Reproduce the whole of the data exactly.

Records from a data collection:
BEGIN

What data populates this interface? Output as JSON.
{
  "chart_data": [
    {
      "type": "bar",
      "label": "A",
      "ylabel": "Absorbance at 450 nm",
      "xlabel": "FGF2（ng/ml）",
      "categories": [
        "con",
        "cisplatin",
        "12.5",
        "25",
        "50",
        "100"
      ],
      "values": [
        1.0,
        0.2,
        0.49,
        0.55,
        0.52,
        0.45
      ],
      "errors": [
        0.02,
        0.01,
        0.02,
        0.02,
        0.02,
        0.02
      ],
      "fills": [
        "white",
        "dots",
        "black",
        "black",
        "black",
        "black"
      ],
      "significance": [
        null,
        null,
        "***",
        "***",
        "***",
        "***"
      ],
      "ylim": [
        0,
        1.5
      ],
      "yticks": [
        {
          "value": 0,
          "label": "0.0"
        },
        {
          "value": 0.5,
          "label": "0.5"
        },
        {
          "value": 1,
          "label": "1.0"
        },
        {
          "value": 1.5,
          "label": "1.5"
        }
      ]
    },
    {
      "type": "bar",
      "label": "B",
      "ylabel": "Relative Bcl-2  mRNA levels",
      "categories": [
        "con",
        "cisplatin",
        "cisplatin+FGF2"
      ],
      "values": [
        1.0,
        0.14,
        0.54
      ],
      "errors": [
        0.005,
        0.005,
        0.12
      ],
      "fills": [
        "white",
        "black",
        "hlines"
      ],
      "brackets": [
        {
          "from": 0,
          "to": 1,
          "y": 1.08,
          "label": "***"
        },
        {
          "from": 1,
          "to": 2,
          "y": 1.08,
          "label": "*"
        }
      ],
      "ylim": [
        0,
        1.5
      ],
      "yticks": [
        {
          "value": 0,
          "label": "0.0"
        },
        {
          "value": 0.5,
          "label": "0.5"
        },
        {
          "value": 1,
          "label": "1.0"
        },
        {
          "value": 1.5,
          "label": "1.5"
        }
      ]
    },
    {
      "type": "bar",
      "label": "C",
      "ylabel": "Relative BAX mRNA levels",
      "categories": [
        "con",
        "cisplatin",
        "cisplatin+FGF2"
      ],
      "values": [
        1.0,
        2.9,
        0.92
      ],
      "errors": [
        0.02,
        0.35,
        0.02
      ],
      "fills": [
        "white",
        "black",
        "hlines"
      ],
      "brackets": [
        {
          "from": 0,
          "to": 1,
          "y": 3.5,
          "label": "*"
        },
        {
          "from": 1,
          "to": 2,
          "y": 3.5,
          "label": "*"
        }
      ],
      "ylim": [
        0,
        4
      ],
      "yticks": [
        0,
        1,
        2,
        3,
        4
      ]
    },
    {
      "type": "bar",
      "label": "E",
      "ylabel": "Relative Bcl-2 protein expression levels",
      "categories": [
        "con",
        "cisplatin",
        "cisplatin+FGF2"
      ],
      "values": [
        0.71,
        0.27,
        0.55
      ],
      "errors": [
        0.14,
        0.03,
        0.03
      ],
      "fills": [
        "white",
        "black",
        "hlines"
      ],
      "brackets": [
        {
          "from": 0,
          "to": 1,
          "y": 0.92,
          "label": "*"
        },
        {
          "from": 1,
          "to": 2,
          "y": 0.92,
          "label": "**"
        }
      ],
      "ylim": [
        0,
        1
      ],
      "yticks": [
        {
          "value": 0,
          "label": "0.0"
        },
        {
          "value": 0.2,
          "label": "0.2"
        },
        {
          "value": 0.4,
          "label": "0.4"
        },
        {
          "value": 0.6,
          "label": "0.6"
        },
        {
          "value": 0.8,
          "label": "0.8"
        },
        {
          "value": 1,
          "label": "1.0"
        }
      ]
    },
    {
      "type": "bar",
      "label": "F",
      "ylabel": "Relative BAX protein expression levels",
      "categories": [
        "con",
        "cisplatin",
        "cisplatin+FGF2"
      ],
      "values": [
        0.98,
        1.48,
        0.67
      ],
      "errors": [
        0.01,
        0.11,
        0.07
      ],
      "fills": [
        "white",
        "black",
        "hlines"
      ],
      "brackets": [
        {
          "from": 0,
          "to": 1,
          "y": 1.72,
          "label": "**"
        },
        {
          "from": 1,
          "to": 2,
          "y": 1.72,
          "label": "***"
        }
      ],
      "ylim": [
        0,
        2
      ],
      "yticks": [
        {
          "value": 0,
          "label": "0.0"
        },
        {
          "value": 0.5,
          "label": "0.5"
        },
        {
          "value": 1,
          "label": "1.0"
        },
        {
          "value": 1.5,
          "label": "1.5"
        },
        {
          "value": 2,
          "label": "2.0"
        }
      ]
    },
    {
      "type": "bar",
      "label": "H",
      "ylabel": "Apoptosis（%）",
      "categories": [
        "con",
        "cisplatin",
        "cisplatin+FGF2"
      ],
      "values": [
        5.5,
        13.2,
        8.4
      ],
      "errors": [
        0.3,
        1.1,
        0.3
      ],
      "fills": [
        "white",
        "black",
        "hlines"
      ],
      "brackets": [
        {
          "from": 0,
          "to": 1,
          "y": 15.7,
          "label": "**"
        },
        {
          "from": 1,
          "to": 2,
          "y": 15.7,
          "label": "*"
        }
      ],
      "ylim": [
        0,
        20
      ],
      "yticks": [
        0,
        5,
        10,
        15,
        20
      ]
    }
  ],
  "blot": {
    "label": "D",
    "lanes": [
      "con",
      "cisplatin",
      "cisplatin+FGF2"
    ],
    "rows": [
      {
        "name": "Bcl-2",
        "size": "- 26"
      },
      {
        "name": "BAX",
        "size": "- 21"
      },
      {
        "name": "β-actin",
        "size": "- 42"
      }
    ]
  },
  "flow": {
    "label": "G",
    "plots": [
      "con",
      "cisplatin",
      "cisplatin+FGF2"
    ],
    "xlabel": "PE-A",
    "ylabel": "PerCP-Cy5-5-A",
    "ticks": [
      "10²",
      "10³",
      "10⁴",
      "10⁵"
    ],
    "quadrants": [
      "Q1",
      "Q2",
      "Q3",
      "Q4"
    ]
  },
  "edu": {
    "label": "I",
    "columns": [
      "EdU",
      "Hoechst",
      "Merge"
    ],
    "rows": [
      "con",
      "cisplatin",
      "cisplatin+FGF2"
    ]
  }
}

END

Answer below:
What data populates this interface? Output as JSON.
{
  "chart_data": [
    {
      "type": "bar",
      "label": "A",
      "ylabel": "Absorbance at 450 nm",
      "xlabel": "FGF2（ng/ml）",
      "categories": [
        "con",
        "cisplatin",
        "12.5",
        "25",
        "50",
        "100"
      ],
      "values": [
        1.0,
        0.2,
        0.49,
        0.55,
        0.52,
        0.45
      ],
      "errors": [
        0.02,
        0.01,
        0.02,
        0.02,
        0.02,
        0.02
      ],
      "fills": [
        "white",
        "dots",
        "black",
        "black",
        "black",
        "black"
      ],
      "significance": [
        null,
        null,
        "***",
        "***",
        "***",
        "***"
      ],
      "ylim": [
        0,
        1.5
      ],
      "yticks": [
        {
          "value": 0,
          "label": "0.0"
        },
        {
          "value": 0.5,
          "label": "0.5"
        },
        {
          "value": 1,
          "label": "1.0"
        },
        {
          "value": 1.5,
          "label": "1.5"
        }
      ]
    },
    {
      "type": "bar",
      "label": "B",
      "ylabel": "Relative Bcl-2  mRNA levels",
      "categories": [
        "con",
        "cisplatin",
        "cisplatin+FGF2"
      ],
      "values": [
        1.0,
        0.14,
        0.54
      ],
      "errors": [
        0.005,
        0.005,
        0.12
      ],
      "fills": [
        "white",
        "black",
        "hlines"
      ],
      "brackets": [
        {
          "from": 0,
          "to": 1,
          "y": 1.08,
          "label": "***"
        },
        {
          "from": 1,
          "to": 2,
          "y": 1.08,
          "label": "*"
        }
      ],
      "ylim": [
        0,
        1.5
      ],
      "yticks": [
        {
          "value": 0,
          "label": "0.0"
        },
        {
          "value": 0.5,
          "label": "0.5"
        },
        {
          "value": 1,
          "label": "1.0"
        },
        {
          "value": 1.5,
          "label": "1.5"
        }
      ]
    },
    {
      "type": "bar",
      "label": "C",
      "ylabel": "Relative BAX mRNA levels",
      "categories": [
        "con",
        "cisplatin",
        "cisplatin+FGF2"
      ],
      "values": [
        1.0,
        2.9,
        0.92
      ],
      "errors": [
        0.02,
        0.35,
        0.02
      ],
      "fills": [
        "white",
        "black",
        "hlines"
      ],
      "brackets": [
        {
          "from": 0,
          "to": 1,
          "y": 3.5,
          "label": "*"
        },
        {
          "from": 1,
          "to": 2,
          "y": 3.5,
          "label": "*"
        }
      ],
      "ylim": [
        0,
        4
      ],
      "yticks": [
        0,
        1,
        2,
        3,
        4
      ]
    },
    {
      "type": "bar",
      "label": "E",
      "ylabel": "Relative Bcl-2 protein expression levels",
      "categories": [
        "con",
        "cisplatin",
        "cisplatin+FGF2"
      ],
      "values": [
        0.71,
        0.27,
        0.55
      ],
      "errors": [
        0.14,
        0.03,
        0.03
      ],
      "fills": [
        "white",
        "black",
        "hlines"
      ],
      "brackets": [
        {
          "from": 0,
          "to": 1,
          "y": 0.92,
          "label": "*"
        },
        {
          "from": 1,
          "to": 2,
          "y": 0.92,
          "label": "**"
        }
      ],
      "ylim": [
        0,
        1
      ],
      "yticks": [
        {
          "value": 0,
          "label": "0.0"
        },
        {
          "value": 0.2,
          "label": "0.2"
        },
        {
          "value": 0.4,
          "label": "0.4"
        },
        {
          "value": 0.6,
          "label": "0.6"
        },
        {
          "value": 0.8,
          "label": "0.8"
        },
        {
          "value": 1,
          "label": "1.0"
        }
      ]
    },
    {
      "type": "bar",
      "label": "F",
      "ylabel": "Relative BAX protein expression levels",
      "categories": [
        "con",
        "cisplatin",
        "cisplatin+FGF2"
      ],
      "values": [
        0.98,
        1.48,
        0.67
      ],
      "errors": [
        0.01,
        0.11,
        0.07
      ],
      "fills": [
        "white",
        "black",
        "hlines"
      ],
      "brackets": [
        {
          "from": 0,
          "to": 1,
          "y": 1.72,
          "label": "**"
        },
        {
          "from": 1,
          "to": 2,
          "y": 1.72,
          "label": "***"
        }
      ],
      "ylim": [
        0,
        2
      ],
      "yticks": [
        {
          "value": 0,
          "label": "0.0"
        },
        {
          "value": 0.5,
          "label": "0.5"
        },
        {
          "value": 1,
          "label": "1.0"
        },
        {
          "value": 1.5,
          "label": "1.5"
        },
        {
          "value": 2,
          "label": "2.0"
        }
      ]
    },
    {
      "type": "bar",
      "label": "H",
      "ylabel": "Apoptosis（%）",
      "categories": [
        "con",
        "cisplatin",
        "cisplatin+FGF2"
      ],
      "values": [
        5.5,
        13.2,
        8.4
      ],
      "errors": [
        0.3,
        1.1,
        0.3
      ],
      "fills": [
        "white",
        "black",
        "hlines"
      ],
      "brackets": [
        {
          "from": 0,
          "to": 1,
          "y": 15.7,
          "label": "**"
        },
        {
          "from": 1,
          "to": 2,
          "y": 15.7,
          "label": "*"
        }
      ],
      "ylim": [
        0,
        20
      ],
      "yticks": [
        0,
        5,
        10,
        15,
        20
      ]
    }
  ],
  "blot": {
    "label": "D",
    "lanes": [
      "con",
      "cisplatin",
      "cisplatin+FGF2"
    ],
    "rows": [
      {
        "name": "Bcl-2",
        "size": "- 26"
      },
      {
        "name": "BAX",
        "size": "- 21"
      },
      {
        "name": "β-actin",
        "size": "- 42"
      }
    ]
  },
  "flow": {
    "label": "G",
    "plots": [
      "con",
      "cisplatin",
      "cisplatin+FGF2"
    ],
    "xlabel": "PE-A",
    "ylabel": "PerCP-Cy5-5-A",
    "ticks": [
      "10²",
      "10³",
      "10⁴",
      "10⁵"
    ],
    "quadrants": [
      "Q1",
      "Q2",
      "Q3",
      "Q4"
    ]
  },
  "edu": {
    "label": "I",
    "columns": [
      "EdU",
      "Hoechst",
      "Merge"
    ],
    "rows": [
      "con",
      "cisplatin",
      "cisplatin+FGF2"
    ]
  }
}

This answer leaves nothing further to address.